(Stored data entries)
-=-=-

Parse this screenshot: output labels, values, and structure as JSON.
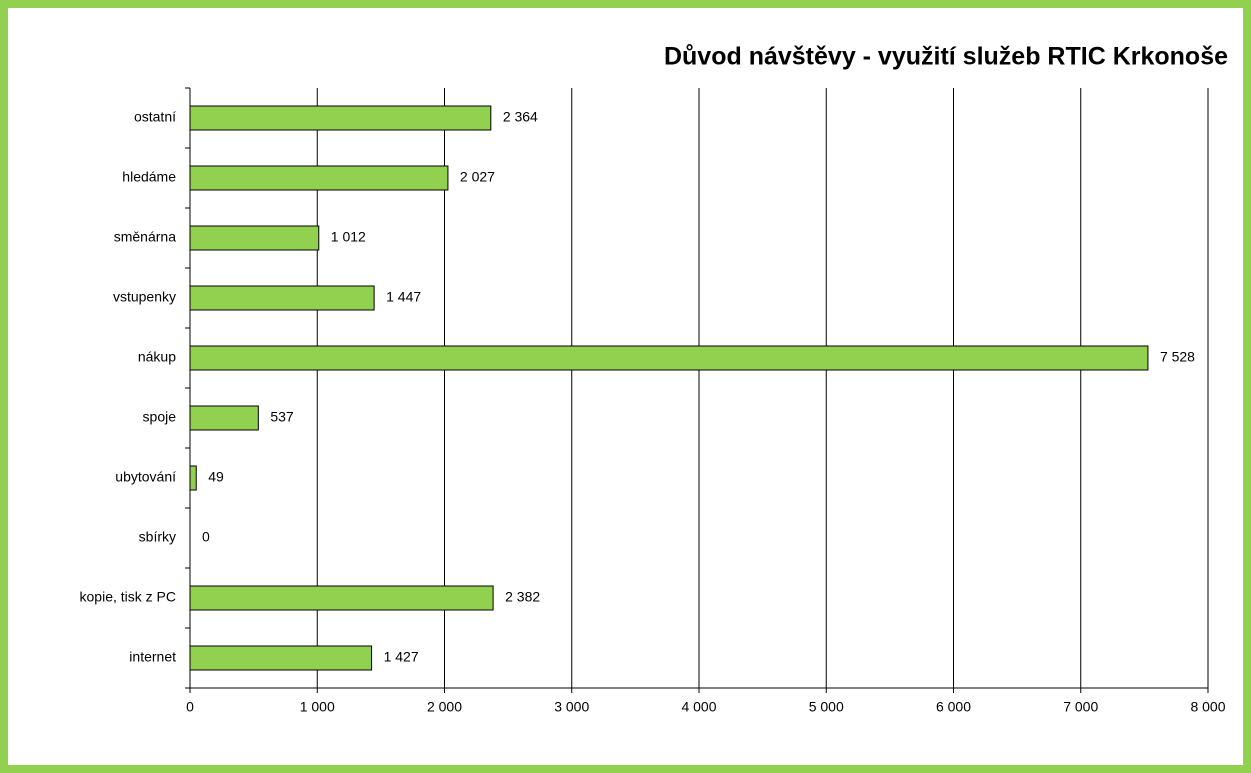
{
  "chart_data": {
    "type": "bar",
    "orientation": "horizontal",
    "title": "Důvod návštěvy - využití služeb RTIC Krkonoše",
    "categories": [
      "ostatní",
      "hledáme",
      "směnárna",
      "vstupenky",
      "nákup",
      "spoje",
      "ubytování",
      "sbírky",
      "kopie, tisk z PC",
      "internet"
    ],
    "values": [
      2364,
      2027,
      1012,
      1447,
      7528,
      537,
      49,
      0,
      2382,
      1427
    ],
    "value_labels": [
      "2 364",
      "2 027",
      "1 012",
      "1 447",
      "7 528",
      "537",
      "49",
      "0",
      "2 382",
      "1 427"
    ],
    "color": "#92d050",
    "xlim": [
      0,
      8000
    ],
    "xticks": [
      0,
      {
        "value": 1000,
        "label": "1 000"
      },
      {
        "value": 2000,
        "label": "2 000"
      },
      {
        "value": 3000,
        "label": "3 000"
      },
      {
        "value": 4000,
        "label": "4 000"
      },
      {
        "value": 5000,
        "label": "5 000"
      },
      {
        "value": 6000,
        "label": "6 000"
      },
      {
        "value": 7000,
        "label": "7 000"
      },
      {
        "value": 8000,
        "label": "8 000"
      }
    ],
    "grid": true
  }
}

-=-=-

Retype each record exactly as it stands, but do not include the pictures.

Parse this screenshot: output labels, values, and structure as JSON.
{
  "chart_data": {
    "type": "bar",
    "orientation": "horizontal",
    "title": "Důvod návštěvy - využití služeb RTIC Krkonoše",
    "categories": [
      "ostatní",
      "hledáme",
      "směnárna",
      "vstupenky",
      "nákup",
      "spoje",
      "ubytování",
      "sbírky",
      "kopie, tisk z PC",
      "internet"
    ],
    "values": [
      2364,
      2027,
      1012,
      1447,
      7528,
      537,
      49,
      0,
      2382,
      1427
    ],
    "value_labels": [
      "2 364",
      "2 027",
      "1 012",
      "1 447",
      "7 528",
      "537",
      "49",
      "0",
      "2 382",
      "1 427"
    ],
    "color": "#92d050",
    "xlim": [
      0,
      8000
    ],
    "xticks": [
      0,
      {
        "value": 1000,
        "label": "1 000"
      },
      {
        "value": 2000,
        "label": "2 000"
      },
      {
        "value": 3000,
        "label": "3 000"
      },
      {
        "value": 4000,
        "label": "4 000"
      },
      {
        "value": 5000,
        "label": "5 000"
      },
      {
        "value": 6000,
        "label": "6 000"
      },
      {
        "value": 7000,
        "label": "7 000"
      },
      {
        "value": 8000,
        "label": "8 000"
      }
    ],
    "grid": true
  }
}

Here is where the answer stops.